**Work instructions:**
(1) In the noise suppression passage, why may the target noise spectrum be time dependent?
(2) Copy word for word the part of the noise suppression passage starting at "[0013] The threshold" and ending at "any background noise.".

The adapting may be performed with respect to the overall power of the input signal.
[0012] Wanted signal detection may be performed in different ways. For example, common voice
activity detectors may be used. In principle, adapting the weighting function may
also be performed without such wanted signal detection; in such a case, for example,
minimum statistics may be used.
[0013] The threshold function may be based on a target noise spectrum. In this way, the
residual noise, i.e., the noise in the output signal after the weighting step, may
be controlled in a desired way. Thus, the method may be configured such that the residual
noise approaches or converges to the target noise spectrum according to a predetermined
criterion or measure.
[0014] The target noise spectrum may be time dependent. In this way, the target noise spectrum
may be adapted to varying conditions, particularly regarding any background noise.
A time dependent target noise spectrum may be obtained by providing a time independent
initial target noise spectrum and adapting or modifying the initial target noise spectrum
according to a predetermined criterion. Such an adaptation may be performed, for example,
using a predetermined adaptation factor which may be time dependent.
[0015] The method may comprise adapting the target noise spectrum. In particular, it may
comprise performing wanted signal detection and adapting the target noise spectrum
if no wanted signal is detected. Adapting the target noise spectrum may comprise adapting
the overall power of the target noise spectrum; in particular, adapting the target
noise spectrum may be limited to adapting the overall power of the target noise spectrum.
The adapting may be performed with respect to the overall power of the input signal.
[0016] In particular, the target noise spectrum at time n may be incremented if the power
of the target noise spectrum at time (n-1) within a predetermined frequency interval
is smaller than a predetermined attenuation factor times the power of an estimate
of a noise component in the input signal at time n within the predetermined frequency
interval.
[0017] Incrementing the target noise spectrum may comprise multiplying the target noise
spectrum with a predetermined incrementing factor; this incrementing factor will be
greater than one. An estimate of the power of a noise component in the input signal
may be obtained by temporally smoothing the current subband power of the input signal;
alternatively, minimum statistics may be used. Here, n denotes the discrete time variable.
[0018] The target noise spectrum and time n may be decremented if the power of the target
noise spectrum at time (n-1) within a predetermined frequency interval is greater
than or equal to a predetermined attenuation factor times an estimate of the power
of a noise component in the input signal at time n within the predetermined frequency
interval. Decrementing the target noise spectrum may be performed by multiplying the
target noise spectrum with a predetermined decrementing factor. The predetermined
attenuation factor and/or the predetermined frequency interval for the decrementing
step may be equal to the respective attenuation factor and frequency interval for
the incrementing step.
[0019] In this way, an adaptation to the overall power of the input signal is obtained;
however, the general form of the target noise spectrum is not changed.
[0020] Wanted signal detection may be performed, for example, by comparing the weighting
function averaged over a predetermined frequency interval at time (n-1) and a predetermined
threshold value. Particularly if the threshold value is exceeded, an adaptation may
take place.
[0021] The threshold function may be based on the minimum of a predetermined minimum attenuation
value and a quotient of the target noise spectrum and the absolute value of the input
signal. This allows taking into account the current power of the input signal, and
providing a suitable minimal weighting, thus, a suitable attenuation or damping. In
particular, the threshold function may be equal to this minimum.

**Source excerpt:**

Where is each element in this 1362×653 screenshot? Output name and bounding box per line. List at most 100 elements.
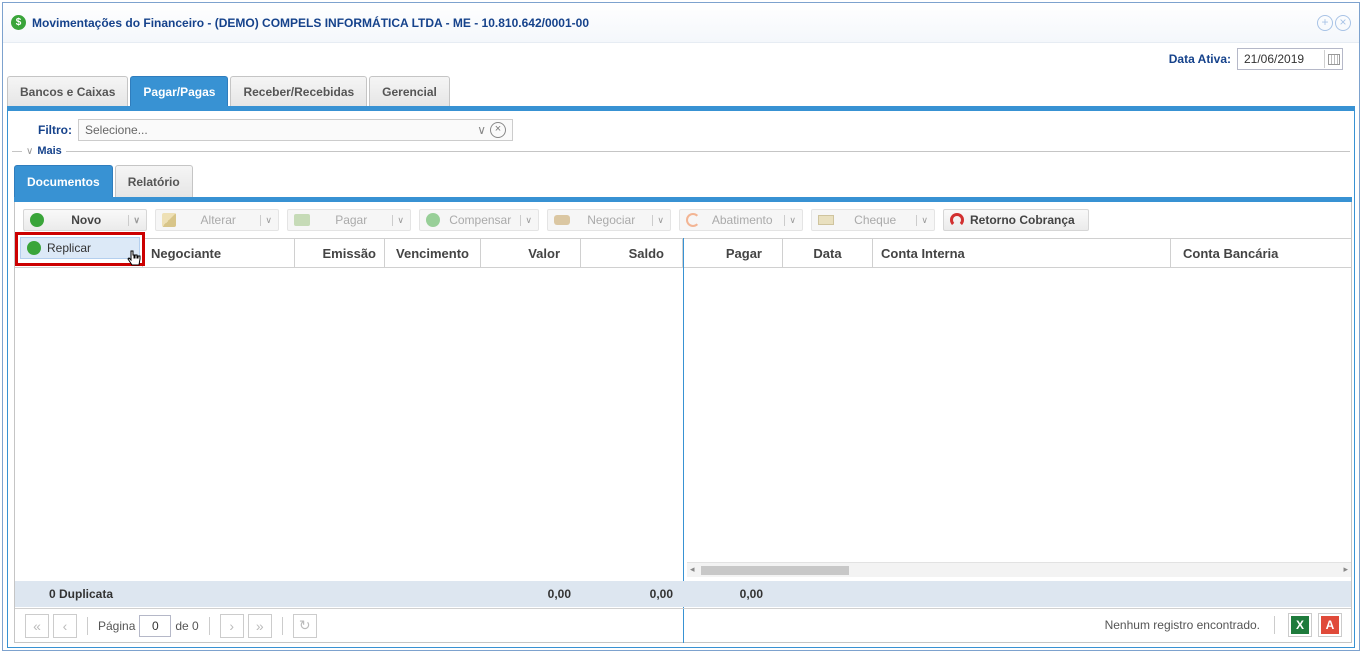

**Results for each task:**
(1) A time-dependent target noise spectrum can be adapted to varying conditions, particularly changes in background noise.

(2)
[0013] The threshold function may be based on a target noise spectrum. In this way, the
residual noise, i.e., the noise in the output signal after the weighting step, may
be controlled in a desired way. Thus, the method may be configured such that the residual
noise approaches or converges to the target noise spectrum according to a predetermined
criterion or measure.
[0014] The target noise spectrum may be time dependent. In this way, the target noise spectrum
may be adapted to varying conditions, particularly regarding any background noise.